Furnishd means HomePal Technology Pty Ltd (ACN 627 330 214), with a registered address at Suite 6, 112 Rokeby Street Collingwood, Victoria, 3066.

Furnishd IP means all Intellectual Property owned or licensed by Furnishd and all modifications, enhancements, derivations and updates to it.

Government Agency means any governmental, judicial or statutory body with authority or jurisdiction over this Agreement or a party.

Insolvency Event means any of the following:

(a) a receiver, receiver and manager, liquidator, provisional liquidator, controller or any form of external administrator has been appointed over either party or any property belonging to either party;

(b) an event occurs which gives any person the right to seek an appointment referred to in paragraph (a);

(c) a party proposes or takes any steps to enter into a scheme, arrangement, agreement or compromise with its creditors or call a meeting of creditors;

(d) a party suspends payment of its debts generally;

(e) a party becomes bankrupt or insolvent within the meaning of the Corporations Act 2001 (Cth) or a party has a bankruptcy petition presented against it; or

(f) an application is made to a court or a resolution is passed or an order is made for the winding up or dissolution of a party or an event occurs that would give any person the right to make an application of this type.

Intellectual Property means all design concepts and materials, copyright, trade marks, patents, operations, software or systems, trade names and domain names, rights in goodwill, rights in Confidential Information or other intellectual property rights, whether under statute, common law, equity, and whether registered or unregistered and including all applications for, and renewals or extensions of, such rights and all similar rights which subsist or will subsist now or in future in any part of the world.

- [Supplied information]:
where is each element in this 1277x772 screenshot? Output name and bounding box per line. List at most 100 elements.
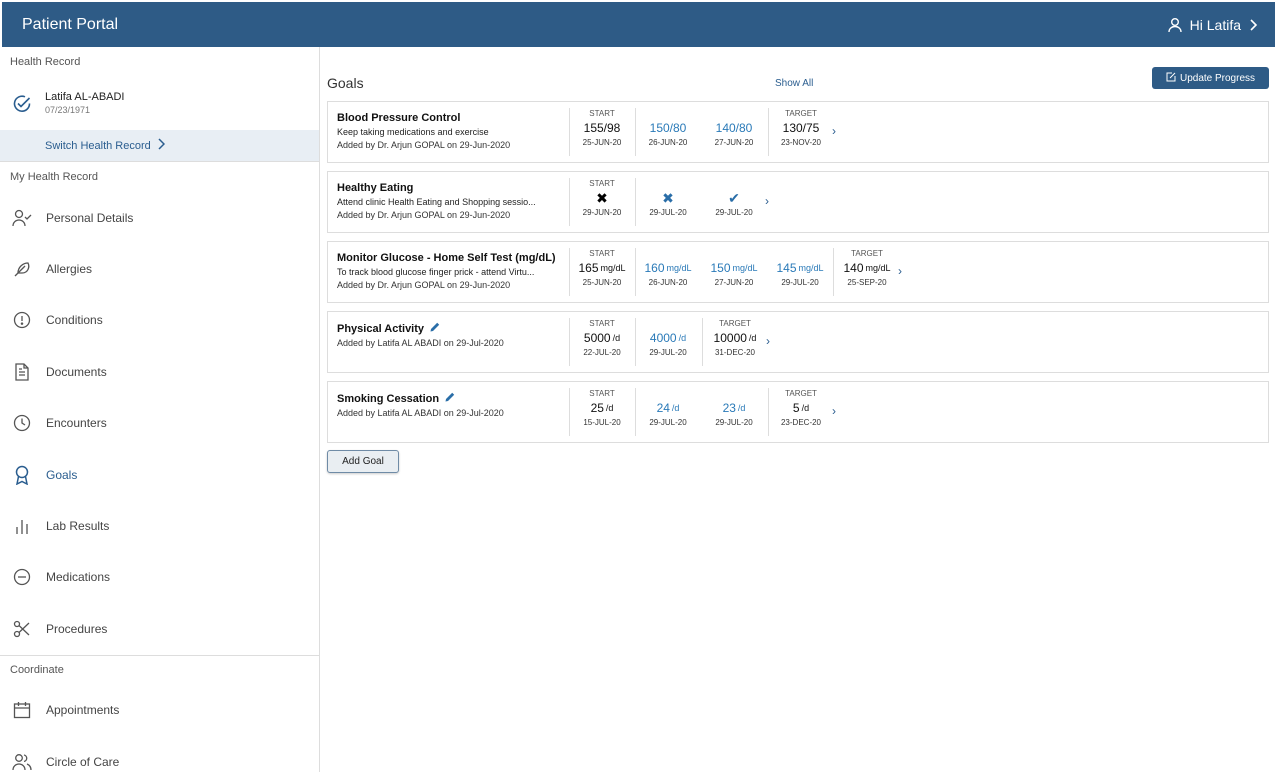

- [Stated task 1]: Decide whether each statement below agrees with the agreement definitions: (a) Furnishd's registered address is in Collingwood, Victoria; (b) Intellectual Property covers only registered rights; (c) a party suspending payment of its debts generally is an Insolvency Event. Answer yes or no to each, and quote the deciding words of the agreement definitions.
- [Stated task 2]: Resume the agreement definitions after the definition of Intellectual Property, adding further defined terms in the same style.

- [Output 1]:
(a) Yes: "with a registered address at Suite 6, 112 Rokeby Street Collingwood, Victoria, 3066"
(b) No: "whether registered or unregistered"
(c) Yes: "a party suspends payment of its debts generally"

- [Output 2]:
Laws means any applicable rules of common law, principles of equity, international, federal, state and local laws, statutes, rules, regulations, proclamations, ordinances and by-laws and other subordinate legislation, rulings or legal requirements anywhere in the world, including Privacy Laws.

Loss includes any loss, cost, expense or damage, regardless of whether it is:

(a) direct or indirect;

(b) present or future;

(c) fixed or ascertained; or

(d) arising by Law,

including Consequential Loss.

Moral Rights means the right of attribution of authorship, the right not to have authorship falsely attributed and the right of integrity of authorship as defined in the Copyright Act 1968 (Cth) (or equivalent legislation).

Personal Information means data by which a person may be personally identified, including a person's name, postal address, email address, phone number and any other information a person collects, including personal or personally identifiable information under applicable Privacy Laws.

Personnel means a party's directors, officers, employees, agents, consultants, contractors or sub-contractors.

Privacy Laws means applicable privacy data protection and anti-spam laws, rules, regulations, best practices and regulatory guidance, including the Privacy Act 1988 (Cth) and any other equivalent Law.

Project means the concept design and design development project at the premises specified in a SOW.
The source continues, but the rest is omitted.